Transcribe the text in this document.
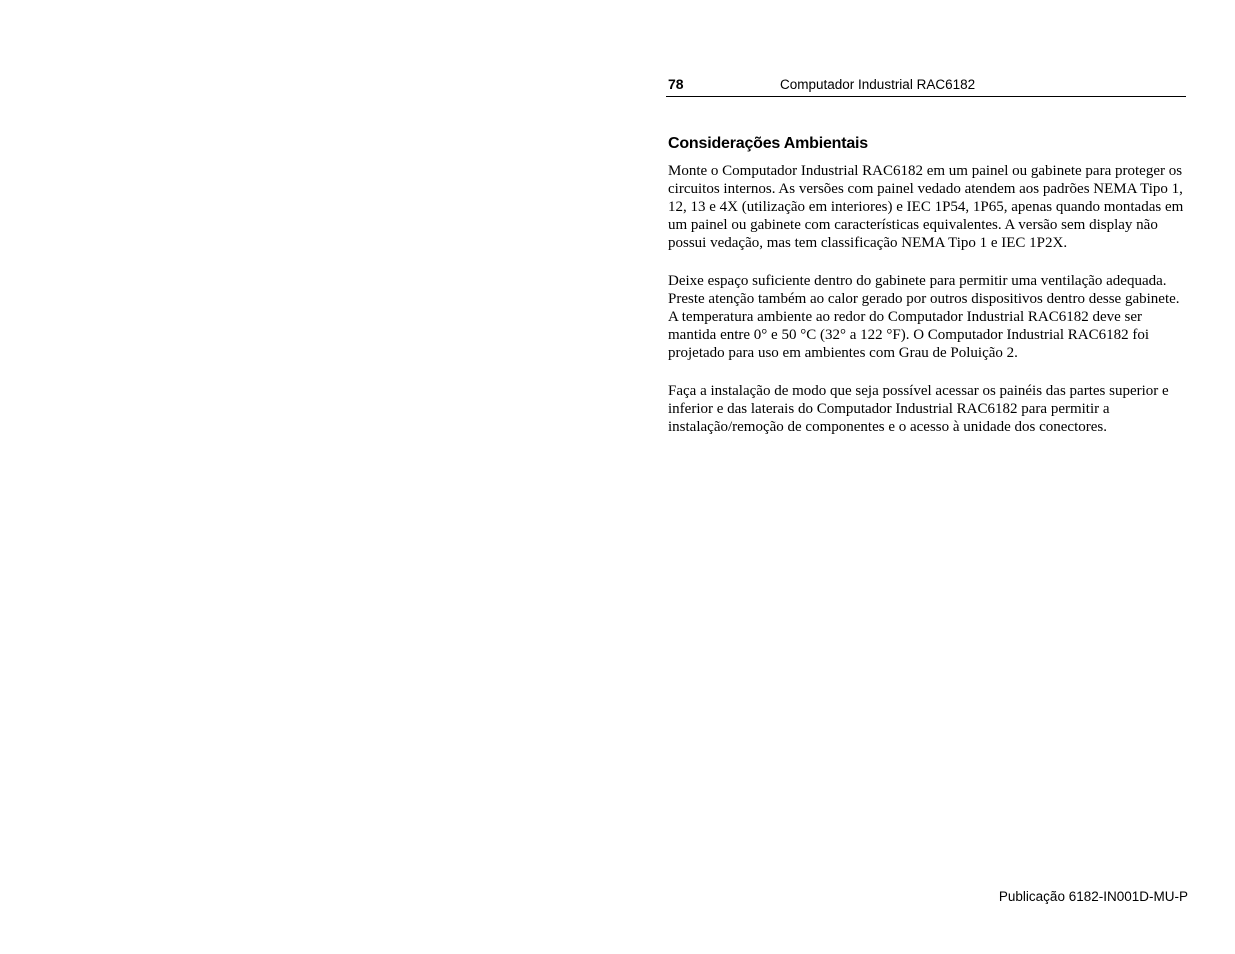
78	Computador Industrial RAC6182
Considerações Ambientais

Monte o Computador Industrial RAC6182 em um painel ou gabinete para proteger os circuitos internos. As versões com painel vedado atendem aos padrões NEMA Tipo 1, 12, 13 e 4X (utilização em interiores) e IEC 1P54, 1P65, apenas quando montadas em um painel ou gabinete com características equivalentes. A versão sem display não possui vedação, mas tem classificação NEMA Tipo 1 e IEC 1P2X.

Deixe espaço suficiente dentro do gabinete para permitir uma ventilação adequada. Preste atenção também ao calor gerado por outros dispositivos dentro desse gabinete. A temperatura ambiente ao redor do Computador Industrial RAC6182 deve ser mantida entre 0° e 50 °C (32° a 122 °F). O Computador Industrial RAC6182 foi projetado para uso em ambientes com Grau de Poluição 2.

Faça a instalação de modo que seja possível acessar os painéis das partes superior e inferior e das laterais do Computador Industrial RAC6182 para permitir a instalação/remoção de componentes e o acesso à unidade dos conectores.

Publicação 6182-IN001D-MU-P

━━━━━━━━━━━━━━━━━━━━

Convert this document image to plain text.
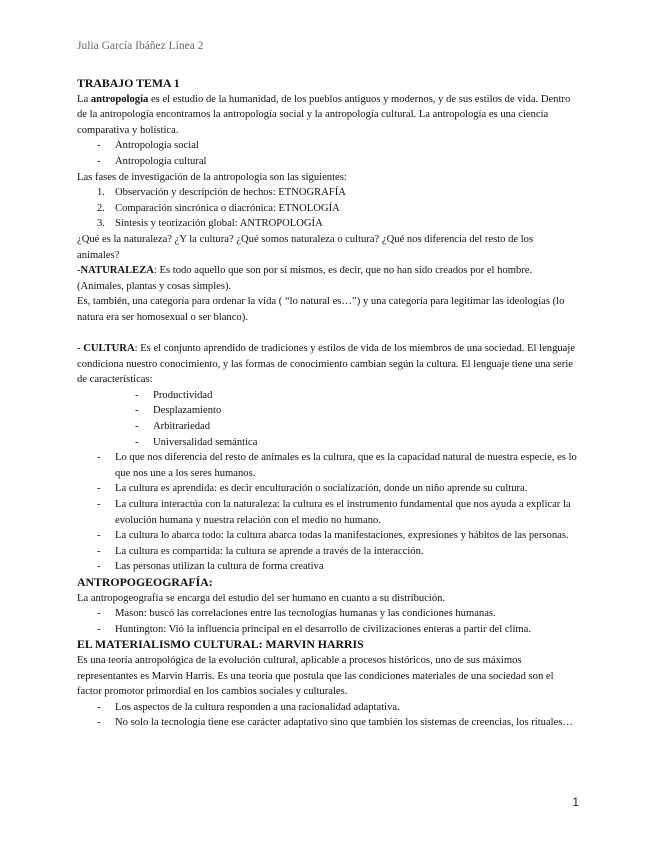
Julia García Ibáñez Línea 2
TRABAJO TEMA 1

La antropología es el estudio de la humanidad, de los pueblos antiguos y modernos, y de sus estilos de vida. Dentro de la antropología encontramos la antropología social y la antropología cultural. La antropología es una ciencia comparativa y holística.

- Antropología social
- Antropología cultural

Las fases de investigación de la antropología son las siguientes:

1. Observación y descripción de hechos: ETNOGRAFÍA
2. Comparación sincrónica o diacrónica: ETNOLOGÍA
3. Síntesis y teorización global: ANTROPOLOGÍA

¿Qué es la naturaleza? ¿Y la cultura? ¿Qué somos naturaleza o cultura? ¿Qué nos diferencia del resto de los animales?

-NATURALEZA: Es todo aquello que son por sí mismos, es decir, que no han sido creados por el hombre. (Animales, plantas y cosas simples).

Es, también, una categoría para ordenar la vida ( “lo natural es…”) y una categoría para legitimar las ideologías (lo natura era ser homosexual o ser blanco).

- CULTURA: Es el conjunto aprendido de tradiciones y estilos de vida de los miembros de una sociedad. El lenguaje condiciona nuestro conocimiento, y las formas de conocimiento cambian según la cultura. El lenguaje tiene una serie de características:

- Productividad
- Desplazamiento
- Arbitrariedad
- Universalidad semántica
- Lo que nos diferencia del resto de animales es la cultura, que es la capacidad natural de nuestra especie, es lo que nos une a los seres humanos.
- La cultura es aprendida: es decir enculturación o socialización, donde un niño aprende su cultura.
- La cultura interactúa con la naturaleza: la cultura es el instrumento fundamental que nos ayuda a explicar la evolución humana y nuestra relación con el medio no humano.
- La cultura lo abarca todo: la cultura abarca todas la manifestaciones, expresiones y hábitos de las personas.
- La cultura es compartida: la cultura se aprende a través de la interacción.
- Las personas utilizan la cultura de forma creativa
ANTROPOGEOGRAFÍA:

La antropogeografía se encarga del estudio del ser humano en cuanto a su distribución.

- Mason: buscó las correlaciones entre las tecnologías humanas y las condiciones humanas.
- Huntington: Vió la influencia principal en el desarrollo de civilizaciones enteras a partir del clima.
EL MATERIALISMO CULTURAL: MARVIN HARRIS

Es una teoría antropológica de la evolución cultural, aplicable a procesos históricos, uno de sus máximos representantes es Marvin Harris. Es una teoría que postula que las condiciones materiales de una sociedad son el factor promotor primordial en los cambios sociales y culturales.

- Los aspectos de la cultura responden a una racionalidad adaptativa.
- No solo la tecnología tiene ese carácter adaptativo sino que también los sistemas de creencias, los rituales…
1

━━━━━━━━━━━━━━━━━━━━

*Objective*: Locate the word "document" in the entries, and copy every line where it is found.

*Answer in full*:
Transcribe the text in this document.
Convert this document image to plain text.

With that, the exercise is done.